* **Data provided**
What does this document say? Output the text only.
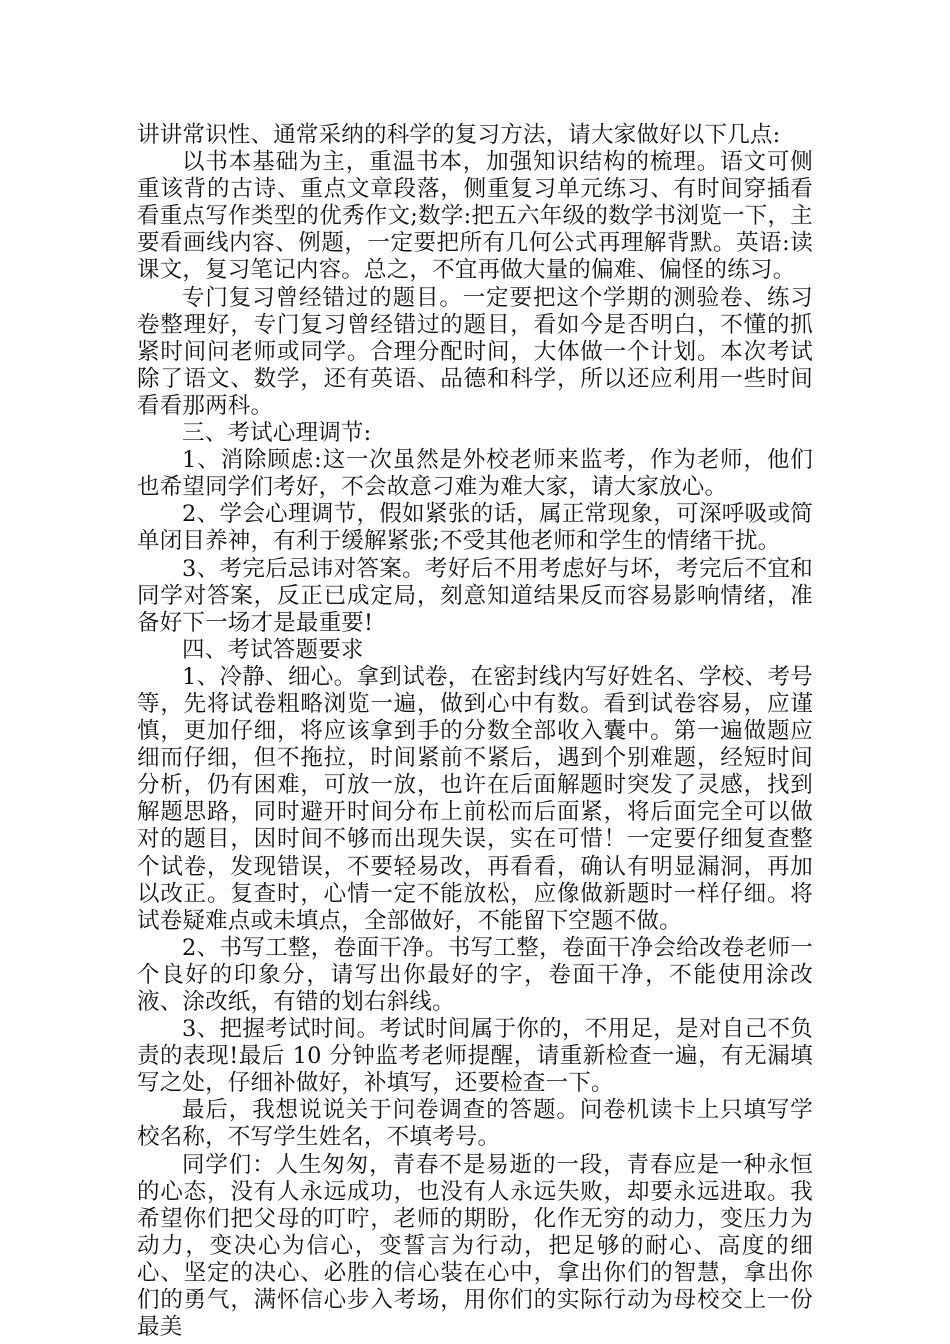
讲讲常识性、通常采纳的科学的复习方法，请大家做好以下几点:

以书本基础为主，重温书本，加强知识结构的梳理。语文可侧重该背的古诗、重点文章段落，侧重复习单元练习、有时间穿插看看重点写作类型的优秀作文;数学:把五六年级的数学书浏览一下，主要看画线内容、例题，一定要把所有几何公式再理解背默。英语:读课文，复习笔记内容。总之，不宜再做大量的偏难、偏怪的练习。

专门复习曾经错过的题目。一定要把这个学期的测验卷、练习卷整理好，专门复习曾经错过的题目，看如今是否明白，不懂的抓紧时间问老师或同学。合理分配时间，大体做一个计划。本次考试除了语文、数学，还有英语、品德和科学，所以还应利用一些时间看看那两科。

三、考试心理调节:

1、消除顾虑:这一次虽然是外校老师来监考，作为老师，他们也希望同学们考好，不会故意刁难为难大家，请大家放心。

2、学会心理调节，假如紧张的话，属正常现象，可深呼吸或简单闭目养神，有利于缓解紧张;不受其他老师和学生的情绪干扰。

3、考完后忌讳对答案。考好后不用考虑好与坏，考完后不宜和同学对答案，反正已成定局，刻意知道结果反而容易影响情绪，准备好下一场才是最重要!

四、考试答题要求

1、冷静、细心。拿到试卷，在密封线内写好姓名、学校、考号等，先将试卷粗略浏览一遍，做到心中有数。看到试卷容易，应谨慎，更加仔细，将应该拿到手的分数全部收入囊中。第一遍做题应细而仔细，但不拖拉，时间紧前不紧后，遇到个别难题，经短时间分析，仍有困难，可放一放，也许在后面解题时突发了灵感，找到解题思路，同时避开时间分布上前松而后面紧，将后面完全可以做对的题目，因时间不够而出现失误，实在可惜！一定要仔细复查整个试卷，发现错误，不要轻易改，再看看，确认有明显漏洞，再加以改正。复查时，心情一定不能放松，应像做新题时一样仔细。将试卷疑难点或未填点，全部做好，不能留下空题不做。

2、书写工整，卷面干净。书写工整，卷面干净会给改卷老师一个良好的印象分，请写出你最好的字，卷面干净，不能使用涂改液、涂改纸，有错的划右斜线。

3、把握考试时间。考试时间属于你的，不用足，是对自己不负责的表现!最后 10 分钟监考老师提醒，请重新检查一遍，有无漏填写之处，仔细补做好，补填写，还要检查一下。

最后，我想说说关于问卷调查的答题。问卷机读卡上只填写学校名称，不写学生姓名，不填考号。

同学们：人生匆匆，青春不是易逝的一段，青春应是一种永恒的心态，没有人永远成功，也没有人永远失败，却要永远进取。我希望你们把父母的叮咛，老师的期盼，化作无穷的动力，变压力为动力，变决心为信心，变誓言为行动，把足够的耐心、高度的细心、坚定的决心、必胜的信心装在心中，拿出你们的智慧，拿出你们的勇气，满怀信心步入考场，用你们的实际行动为母校交上一份最美
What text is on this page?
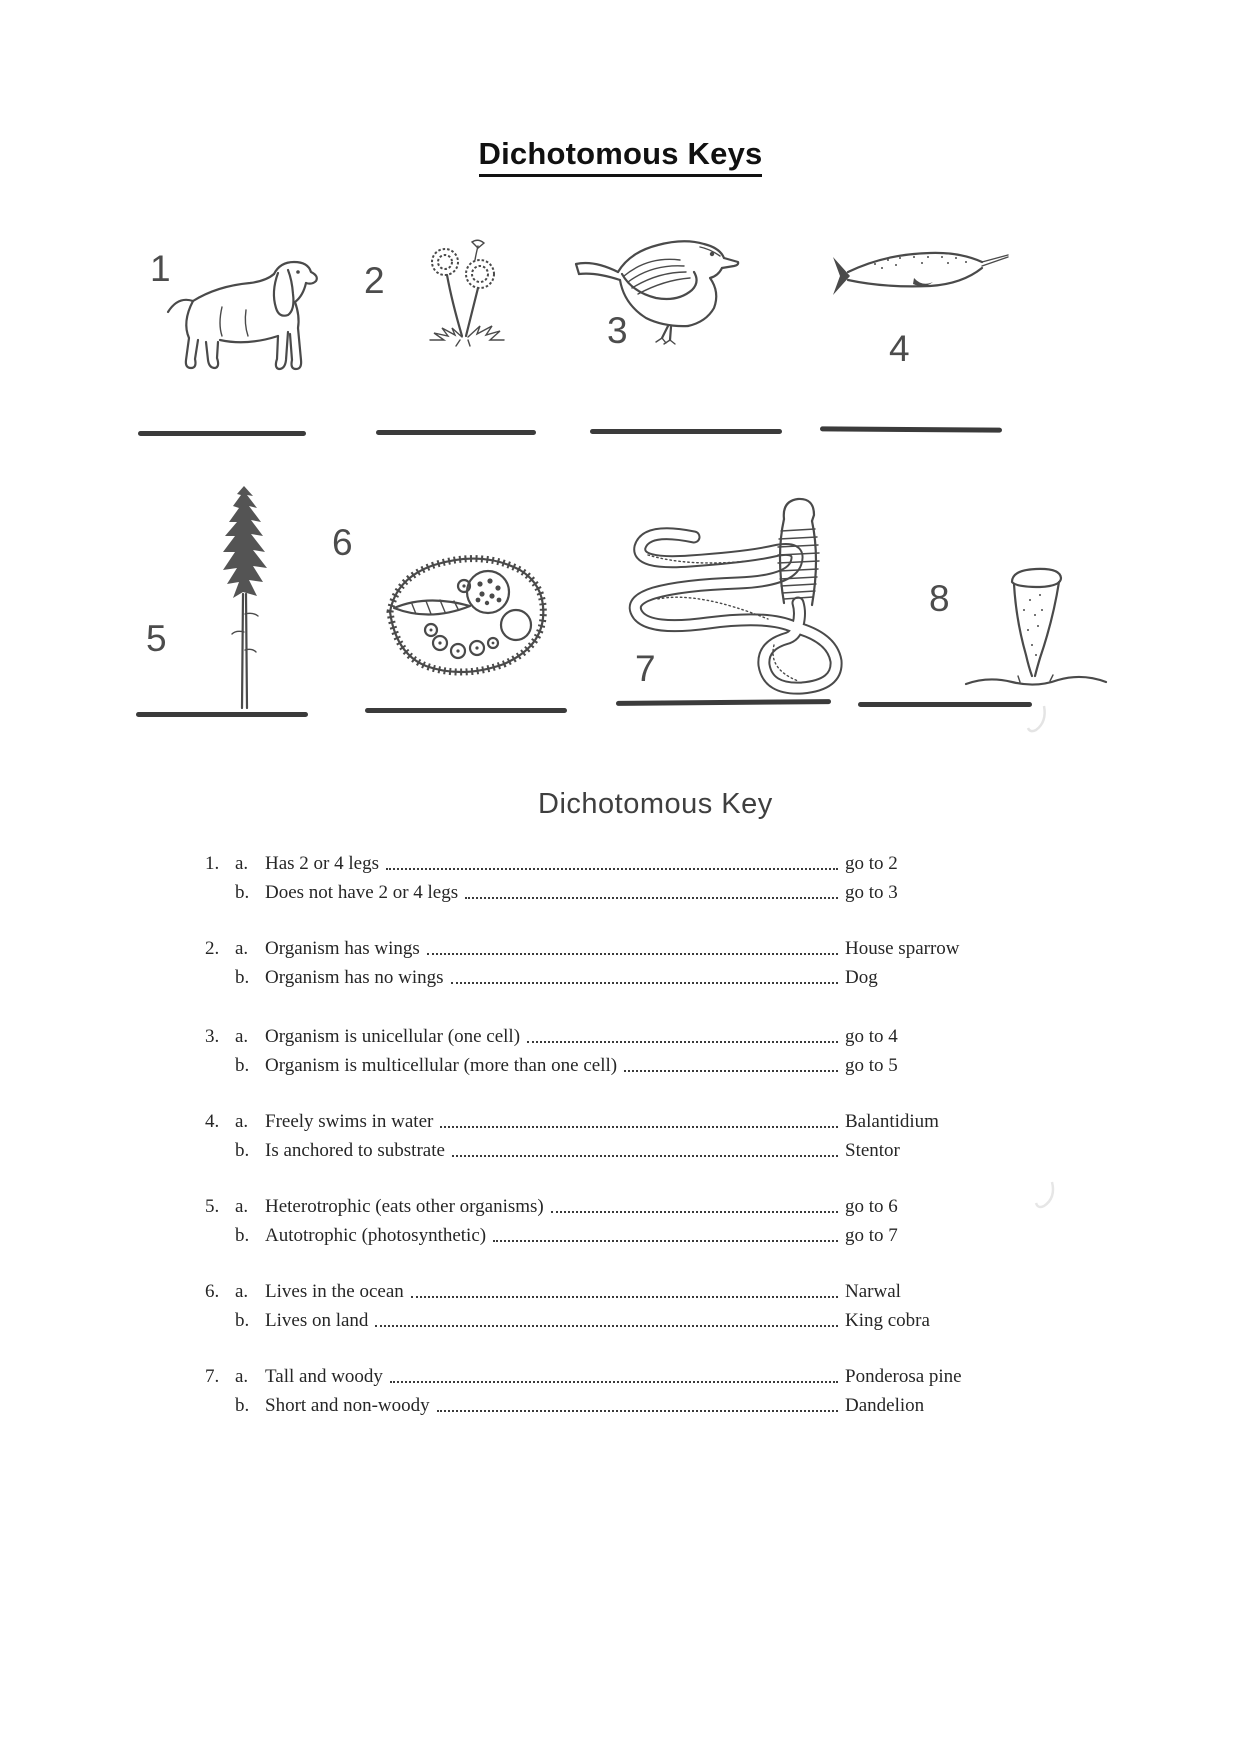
Dichotomous Keys
1	2
3	4
5
6
7
8
Dichotomous Key
1. a. Has 2 or 4 legs	go to 2
b. Does not have 2 or 4 legs	go to 3
2. a. Organism has wings	House sparrow
b. Organism has no wings	Dog
3. a. Organism is unicellular (one cell)	go to 4
b. Organism is multicellular (more than one cell)	go to 5
4. a. Freely swims in water	Balantidium
b. Is anchored to substrate	Stentor
5. a. Heterotrophic (eats other organisms)	go to 6
b. Autotrophic (photosynthetic)	go to 7
6. a. Lives in the ocean	Narwal
b. Lives on land	King cobra
7. a. Tall and woody	Ponderosa pine
b. Short and non-woody	Dandelion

* **Set exercise**
Your task is to copy the entries in full and exactly, without any images.

* **Final result**
What does this document say? Output the text only.
讲讲常识性、通常采纳的科学的复习方法，请大家做好以下几点:

以书本基础为主，重温书本，加强知识结构的梳理。语文可侧重该背的古诗、重点文章段落，侧重复习单元练习、有时间穿插看看重点写作类型的优秀作文;数学:把五六年级的数学书浏览一下，主要看画线内容、例题，一定要把所有几何公式再理解背默。英语:读课文，复习笔记内容。总之，不宜再做大量的偏难、偏怪的练习。

专门复习曾经错过的题目。一定要把这个学期的测验卷、练习卷整理好，专门复习曾经错过的题目，看如今是否明白，不懂的抓紧时间问老师或同学。合理分配时间，大体做一个计划。本次考试除了语文、数学，还有英语、品德和科学，所以还应利用一些时间看看那两科。

三、考试心理调节:

1、消除顾虑:这一次虽然是外校老师来监考，作为老师，他们也希望同学们考好，不会故意刁难为难大家，请大家放心。

2、学会心理调节，假如紧张的话，属正常现象，可深呼吸或简单闭目养神，有利于缓解紧张;不受其他老师和学生的情绪干扰。

3、考完后忌讳对答案。考好后不用考虑好与坏，考完后不宜和同学对答案，反正已成定局，刻意知道结果反而容易影响情绪，准备好下一场才是最重要!

四、考试答题要求

1、冷静、细心。拿到试卷，在密封线内写好姓名、学校、考号等，先将试卷粗略浏览一遍，做到心中有数。看到试卷容易，应谨慎，更加仔细，将应该拿到手的分数全部收入囊中。第一遍做题应细而仔细，但不拖拉，时间紧前不紧后，遇到个别难题，经短时间分析，仍有困难，可放一放，也许在后面解题时突发了灵感，找到解题思路，同时避开时间分布上前松而后面紧，将后面完全可以做对的题目，因时间不够而出现失误，实在可惜！一定要仔细复查整个试卷，发现错误，不要轻易改，再看看，确认有明显漏洞，再加以改正。复查时，心情一定不能放松，应像做新题时一样仔细。将试卷疑难点或未填点，全部做好，不能留下空题不做。

2、书写工整，卷面干净。书写工整，卷面干净会给改卷老师一个良好的印象分，请写出你最好的字，卷面干净，不能使用涂改液、涂改纸，有错的划右斜线。

3、把握考试时间。考试时间属于你的，不用足，是对自己不负责的表现!最后 10 分钟监考老师提醒，请重新检查一遍，有无漏填写之处，仔细补做好，补填写，还要检查一下。

最后，我想说说关于问卷调查的答题。问卷机读卡上只填写学校名称，不写学生姓名，不填考号。

同学们：人生匆匆，青春不是易逝的一段，青春应是一种永恒的心态，没有人永远成功，也没有人永远失败，却要永远进取。我希望你们把父母的叮咛，老师的期盼，化作无穷的动力，变压力为动力，变决心为信心，变誓言为行动，把足够的耐心、高度的细心、坚定的决心、必胜的信心装在心中，拿出你们的智慧，拿出你们的勇气，满怀信心步入考场，用你们的实际行动为母校交上一份最美
What text is on this page?
Dichotomous Keys
1	2
3	4
5
6
7
8
Dichotomous Key
1. a. Has 2 or 4 legs	go to 2
b. Does not have 2 or 4 legs	go to 3
2. a. Organism has wings	House sparrow
b. Organism has no wings	Dog
3. a. Organism is unicellular (one cell)	go to 4
b. Organism is multicellular (more than one cell)	go to 5
4. a. Freely swims in water	Balantidium
b. Is anchored to substrate	Stentor
5. a. Heterotrophic (eats other organisms)	go to 6
b. Autotrophic (photosynthetic)	go to 7
6. a. Lives in the ocean	Narwal
b. Lives on land	King cobra
7. a. Tall and woody	Ponderosa pine
b. Short and non-woody	Dandelion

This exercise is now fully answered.